— Begin Provided material —

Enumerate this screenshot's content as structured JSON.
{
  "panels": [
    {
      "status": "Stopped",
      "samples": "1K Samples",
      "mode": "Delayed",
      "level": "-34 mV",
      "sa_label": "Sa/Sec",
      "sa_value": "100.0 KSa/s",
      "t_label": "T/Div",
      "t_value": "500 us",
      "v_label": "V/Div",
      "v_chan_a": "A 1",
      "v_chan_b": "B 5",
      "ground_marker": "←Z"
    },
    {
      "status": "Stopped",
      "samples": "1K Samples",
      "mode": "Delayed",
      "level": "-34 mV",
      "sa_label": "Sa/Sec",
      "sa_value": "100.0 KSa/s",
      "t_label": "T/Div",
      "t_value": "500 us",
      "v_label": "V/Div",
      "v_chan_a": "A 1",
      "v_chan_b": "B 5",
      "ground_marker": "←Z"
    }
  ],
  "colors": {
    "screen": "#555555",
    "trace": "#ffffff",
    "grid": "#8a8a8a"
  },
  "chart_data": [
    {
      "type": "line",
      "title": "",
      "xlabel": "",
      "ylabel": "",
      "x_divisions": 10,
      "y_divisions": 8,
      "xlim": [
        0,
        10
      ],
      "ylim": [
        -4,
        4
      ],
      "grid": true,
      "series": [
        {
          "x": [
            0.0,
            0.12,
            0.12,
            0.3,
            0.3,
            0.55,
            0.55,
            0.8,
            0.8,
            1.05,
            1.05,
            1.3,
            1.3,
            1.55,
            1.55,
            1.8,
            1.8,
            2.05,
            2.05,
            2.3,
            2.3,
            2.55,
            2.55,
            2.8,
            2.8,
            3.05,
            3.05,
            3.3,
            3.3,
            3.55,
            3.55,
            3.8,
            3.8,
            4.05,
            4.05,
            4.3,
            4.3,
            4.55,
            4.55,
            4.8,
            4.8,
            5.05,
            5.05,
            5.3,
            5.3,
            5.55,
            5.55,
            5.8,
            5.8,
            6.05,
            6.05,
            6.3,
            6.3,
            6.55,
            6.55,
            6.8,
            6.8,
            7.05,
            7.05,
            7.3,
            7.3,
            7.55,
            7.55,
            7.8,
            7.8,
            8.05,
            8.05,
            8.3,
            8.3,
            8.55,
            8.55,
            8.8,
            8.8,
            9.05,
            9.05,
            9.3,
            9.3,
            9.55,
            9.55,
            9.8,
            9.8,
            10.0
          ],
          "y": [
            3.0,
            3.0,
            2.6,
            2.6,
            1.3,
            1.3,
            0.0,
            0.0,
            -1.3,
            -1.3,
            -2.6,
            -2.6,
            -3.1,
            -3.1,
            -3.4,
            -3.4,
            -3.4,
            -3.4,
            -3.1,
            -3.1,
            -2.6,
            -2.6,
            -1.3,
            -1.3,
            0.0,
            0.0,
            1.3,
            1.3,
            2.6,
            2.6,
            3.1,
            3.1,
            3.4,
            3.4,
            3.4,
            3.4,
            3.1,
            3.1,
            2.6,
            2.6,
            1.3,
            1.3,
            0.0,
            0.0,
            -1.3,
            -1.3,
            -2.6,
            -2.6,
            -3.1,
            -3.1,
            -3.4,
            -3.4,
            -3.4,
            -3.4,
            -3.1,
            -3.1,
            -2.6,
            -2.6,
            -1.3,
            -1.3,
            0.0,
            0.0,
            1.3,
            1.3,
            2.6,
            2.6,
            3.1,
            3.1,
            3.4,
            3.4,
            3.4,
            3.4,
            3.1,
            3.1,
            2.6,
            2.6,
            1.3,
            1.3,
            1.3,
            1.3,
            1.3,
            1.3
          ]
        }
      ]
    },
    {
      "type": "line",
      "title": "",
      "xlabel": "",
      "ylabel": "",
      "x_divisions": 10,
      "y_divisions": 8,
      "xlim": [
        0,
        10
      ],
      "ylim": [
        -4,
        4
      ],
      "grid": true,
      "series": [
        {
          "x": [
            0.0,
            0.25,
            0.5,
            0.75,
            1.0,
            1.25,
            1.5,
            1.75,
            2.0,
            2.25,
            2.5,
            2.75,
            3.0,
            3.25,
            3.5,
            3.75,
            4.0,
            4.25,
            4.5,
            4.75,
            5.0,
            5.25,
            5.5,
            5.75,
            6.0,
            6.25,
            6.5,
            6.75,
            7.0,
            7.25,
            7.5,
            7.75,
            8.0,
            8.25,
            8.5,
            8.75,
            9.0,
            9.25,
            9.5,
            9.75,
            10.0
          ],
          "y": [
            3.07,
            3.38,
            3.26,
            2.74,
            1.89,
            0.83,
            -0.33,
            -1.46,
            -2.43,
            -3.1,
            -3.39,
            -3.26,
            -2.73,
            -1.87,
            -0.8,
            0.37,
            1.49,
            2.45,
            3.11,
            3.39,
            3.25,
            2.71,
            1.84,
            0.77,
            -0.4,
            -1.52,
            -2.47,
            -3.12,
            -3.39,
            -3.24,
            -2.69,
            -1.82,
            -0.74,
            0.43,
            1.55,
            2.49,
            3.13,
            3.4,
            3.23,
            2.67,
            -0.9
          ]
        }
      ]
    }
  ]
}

— End Provided material —

Request -
Print the listing above in full, exactly as it is.

Right answer -
Enumerate this screenshot's content as structured JSON.
{
  "panels": [
    {
      "status": "Stopped",
      "samples": "1K Samples",
      "mode": "Delayed",
      "level": "-34 mV",
      "sa_label": "Sa/Sec",
      "sa_value": "100.0 KSa/s",
      "t_label": "T/Div",
      "t_value": "500 us",
      "v_label": "V/Div",
      "v_chan_a": "A 1",
      "v_chan_b": "B 5",
      "ground_marker": "←Z"
    },
    {
      "status": "Stopped",
      "samples": "1K Samples",
      "mode": "Delayed",
      "level": "-34 mV",
      "sa_label": "Sa/Sec",
      "sa_value": "100.0 KSa/s",
      "t_label": "T/Div",
      "t_value": "500 us",
      "v_label": "V/Div",
      "v_chan_a": "A 1",
      "v_chan_b": "B 5",
      "ground_marker": "←Z"
    }
  ],
  "colors": {
    "screen": "#555555",
    "trace": "#ffffff",
    "grid": "#8a8a8a"
  },
  "chart_data": [
    {
      "type": "line",
      "title": "",
      "xlabel": "",
      "ylabel": "",
      "x_divisions": 10,
      "y_divisions": 8,
      "xlim": [
        0,
        10
      ],
      "ylim": [
        -4,
        4
      ],
      "grid": true,
      "series": [
        {
          "x": [
            0.0,
            0.12,
            0.12,
            0.3,
            0.3,
            0.55,
            0.55,
            0.8,
            0.8,
            1.05,
            1.05,
            1.3,
            1.3,
            1.55,
            1.55,
            1.8,
            1.8,
            2.05,
            2.05,
            2.3,
            2.3,
            2.55,
            2.55,
            2.8,
            2.8,
            3.05,
            3.05,
            3.3,
            3.3,
            3.55,
            3.55,
            3.8,
            3.8,
            4.05,
            4.05,
            4.3,
            4.3,
            4.55,
            4.55,
            4.8,
            4.8,
            5.05,
            5.05,
            5.3,
            5.3,
            5.55,
            5.55,
            5.8,
            5.8,
            6.05,
            6.05,
            6.3,
            6.3,
            6.55,
            6.55,
            6.8,
            6.8,
            7.05,
            7.05,
            7.3,
            7.3,
            7.55,
            7.55,
            7.8,
            7.8,
            8.05,
            8.05,
            8.3,
            8.3,
            8.55,
            8.55,
            8.8,
            8.8,
            9.05,
            9.05,
            9.3,
            9.3,
            9.55,
            9.55,
            9.8,
            9.8,
            10.0
          ],
          "y": [
            3.0,
            3.0,
            2.6,
            2.6,
            1.3,
            1.3,
            0.0,
            0.0,
            -1.3,
            -1.3,
            -2.6,
            -2.6,
            -3.1,
            -3.1,
            -3.4,
            -3.4,
            -3.4,
            -3.4,
            -3.1,
            -3.1,
            -2.6,
            -2.6,
            -1.3,
            -1.3,
            0.0,
            0.0,
            1.3,
            1.3,
            2.6,
            2.6,
            3.1,
            3.1,
            3.4,
            3.4,
            3.4,
            3.4,
            3.1,
            3.1,
            2.6,
            2.6,
            1.3,
            1.3,
            0.0,
            0.0,
            -1.3,
            -1.3,
            -2.6,
            -2.6,
            -3.1,
            -3.1,
            -3.4,
            -3.4,
            -3.4,
            -3.4,
            -3.1,
            -3.1,
            -2.6,
            -2.6,
            -1.3,
            -1.3,
            0.0,
            0.0,
            1.3,
            1.3,
            2.6,
            2.6,
            3.1,
            3.1,
            3.4,
            3.4,
            3.4,
            3.4,
            3.1,
            3.1,
            2.6,
            2.6,
            1.3,
            1.3,
            1.3,
            1.3,
            1.3,
            1.3
          ]
        }
      ]
    },
    {
      "type": "line",
      "title": "",
      "xlabel": "",
      "ylabel": "",
      "x_divisions": 10,
      "y_divisions": 8,
      "xlim": [
        0,
        10
      ],
      "ylim": [
        -4,
        4
      ],
      "grid": true,
      "series": [
        {
          "x": [
            0.0,
            0.25,
            0.5,
            0.75,
            1.0,
            1.25,
            1.5,
            1.75,
            2.0,
            2.25,
            2.5,
            2.75,
            3.0,
            3.25,
            3.5,
            3.75,
            4.0,
            4.25,
            4.5,
            4.75,
            5.0,
            5.25,
            5.5,
            5.75,
            6.0,
            6.25,
            6.5,
            6.75,
            7.0,
            7.25,
            7.5,
            7.75,
            8.0,
            8.25,
            8.5,
            8.75,
            9.0,
            9.25,
            9.5,
            9.75,
            10.0
          ],
          "y": [
            3.07,
            3.38,
            3.26,
            2.74,
            1.89,
            0.83,
            -0.33,
            -1.46,
            -2.43,
            -3.1,
            -3.39,
            -3.26,
            -2.73,
            -1.87,
            -0.8,
            0.37,
            1.49,
            2.45,
            3.11,
            3.39,
            3.25,
            2.71,
            1.84,
            0.77,
            -0.4,
            -1.52,
            -2.47,
            -3.12,
            -3.39,
            -3.24,
            -2.69,
            -1.82,
            -0.74,
            0.43,
            1.55,
            2.49,
            3.13,
            3.4,
            3.23,
            2.67,
            -0.9
          ]
        }
      ]
    }
  ]
}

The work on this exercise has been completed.